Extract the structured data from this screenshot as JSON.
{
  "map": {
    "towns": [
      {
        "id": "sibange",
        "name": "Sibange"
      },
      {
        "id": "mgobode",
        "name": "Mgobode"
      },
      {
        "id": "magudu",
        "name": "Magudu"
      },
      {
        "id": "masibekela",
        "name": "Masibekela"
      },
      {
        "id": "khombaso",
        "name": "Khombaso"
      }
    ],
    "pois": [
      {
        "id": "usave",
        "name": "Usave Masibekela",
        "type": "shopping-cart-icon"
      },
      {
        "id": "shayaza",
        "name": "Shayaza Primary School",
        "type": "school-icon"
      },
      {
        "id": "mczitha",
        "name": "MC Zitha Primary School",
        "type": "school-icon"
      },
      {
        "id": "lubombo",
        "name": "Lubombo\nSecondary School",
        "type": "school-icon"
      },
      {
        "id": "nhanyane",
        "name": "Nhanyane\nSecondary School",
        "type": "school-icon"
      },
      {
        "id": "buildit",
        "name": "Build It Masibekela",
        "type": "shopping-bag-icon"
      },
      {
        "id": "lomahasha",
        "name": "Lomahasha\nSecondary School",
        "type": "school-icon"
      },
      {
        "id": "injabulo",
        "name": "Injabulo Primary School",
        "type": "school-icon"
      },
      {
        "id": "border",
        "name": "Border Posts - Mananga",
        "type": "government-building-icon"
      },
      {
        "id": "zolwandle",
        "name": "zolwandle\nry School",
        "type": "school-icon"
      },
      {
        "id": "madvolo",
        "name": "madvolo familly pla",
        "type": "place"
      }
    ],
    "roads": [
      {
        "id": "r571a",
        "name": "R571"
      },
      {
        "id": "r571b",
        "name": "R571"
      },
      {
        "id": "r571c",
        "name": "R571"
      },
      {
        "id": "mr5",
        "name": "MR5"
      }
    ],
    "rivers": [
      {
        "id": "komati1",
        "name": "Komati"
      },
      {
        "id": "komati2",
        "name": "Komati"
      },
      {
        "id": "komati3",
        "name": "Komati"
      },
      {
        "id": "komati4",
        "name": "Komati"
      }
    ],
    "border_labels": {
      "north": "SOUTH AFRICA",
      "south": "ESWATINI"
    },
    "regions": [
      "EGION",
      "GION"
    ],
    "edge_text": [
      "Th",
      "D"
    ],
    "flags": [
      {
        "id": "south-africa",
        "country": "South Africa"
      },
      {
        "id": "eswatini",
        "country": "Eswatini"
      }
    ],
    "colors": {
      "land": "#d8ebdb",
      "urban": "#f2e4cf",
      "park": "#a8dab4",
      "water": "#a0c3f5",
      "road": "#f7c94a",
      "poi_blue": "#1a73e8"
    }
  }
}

● ● ● ● ● ● ●

▶ **Task prompt**
Copy out all of the data exactly, leaving nothing out.

▶ **Exercise solution**
Extract the structured data from this screenshot as JSON.
{
  "map": {
    "towns": [
      {
        "id": "sibange",
        "name": "Sibange"
      },
      {
        "id": "mgobode",
        "name": "Mgobode"
      },
      {
        "id": "magudu",
        "name": "Magudu"
      },
      {
        "id": "masibekela",
        "name": "Masibekela"
      },
      {
        "id": "khombaso",
        "name": "Khombaso"
      }
    ],
    "pois": [
      {
        "id": "usave",
        "name": "Usave Masibekela",
        "type": "shopping-cart-icon"
      },
      {
        "id": "shayaza",
        "name": "Shayaza Primary School",
        "type": "school-icon"
      },
      {
        "id": "mczitha",
        "name": "MC Zitha Primary School",
        "type": "school-icon"
      },
      {
        "id": "lubombo",
        "name": "Lubombo\nSecondary School",
        "type": "school-icon"
      },
      {
        "id": "nhanyane",
        "name": "Nhanyane\nSecondary School",
        "type": "school-icon"
      },
      {
        "id": "buildit",
        "name": "Build It Masibekela",
        "type": "shopping-bag-icon"
      },
      {
        "id": "lomahasha",
        "name": "Lomahasha\nSecondary School",
        "type": "school-icon"
      },
      {
        "id": "injabulo",
        "name": "Injabulo Primary School",
        "type": "school-icon"
      },
      {
        "id": "border",
        "name": "Border Posts - Mananga",
        "type": "government-building-icon"
      },
      {
        "id": "zolwandle",
        "name": "zolwandle\nry School",
        "type": "school-icon"
      },
      {
        "id": "madvolo",
        "name": "madvolo familly pla",
        "type": "place"
      }
    ],
    "roads": [
      {
        "id": "r571a",
        "name": "R571"
      },
      {
        "id": "r571b",
        "name": "R571"
      },
      {
        "id": "r571c",
        "name": "R571"
      },
      {
        "id": "mr5",
        "name": "MR5"
      }
    ],
    "rivers": [
      {
        "id": "komati1",
        "name": "Komati"
      },
      {
        "id": "komati2",
        "name": "Komati"
      },
      {
        "id": "komati3",
        "name": "Komati"
      },
      {
        "id": "komati4",
        "name": "Komati"
      }
    ],
    "border_labels": {
      "north": "SOUTH AFRICA",
      "south": "ESWATINI"
    },
    "regions": [
      "EGION",
      "GION"
    ],
    "edge_text": [
      "Th",
      "D"
    ],
    "flags": [
      {
        "id": "south-africa",
        "country": "South Africa"
      },
      {
        "id": "eswatini",
        "country": "Eswatini"
      }
    ],
    "colors": {
      "land": "#d8ebdb",
      "urban": "#f2e4cf",
      "park": "#a8dab4",
      "water": "#a0c3f5",
      "road": "#f7c94a",
      "poi_blue": "#1a73e8"
    }
  }
}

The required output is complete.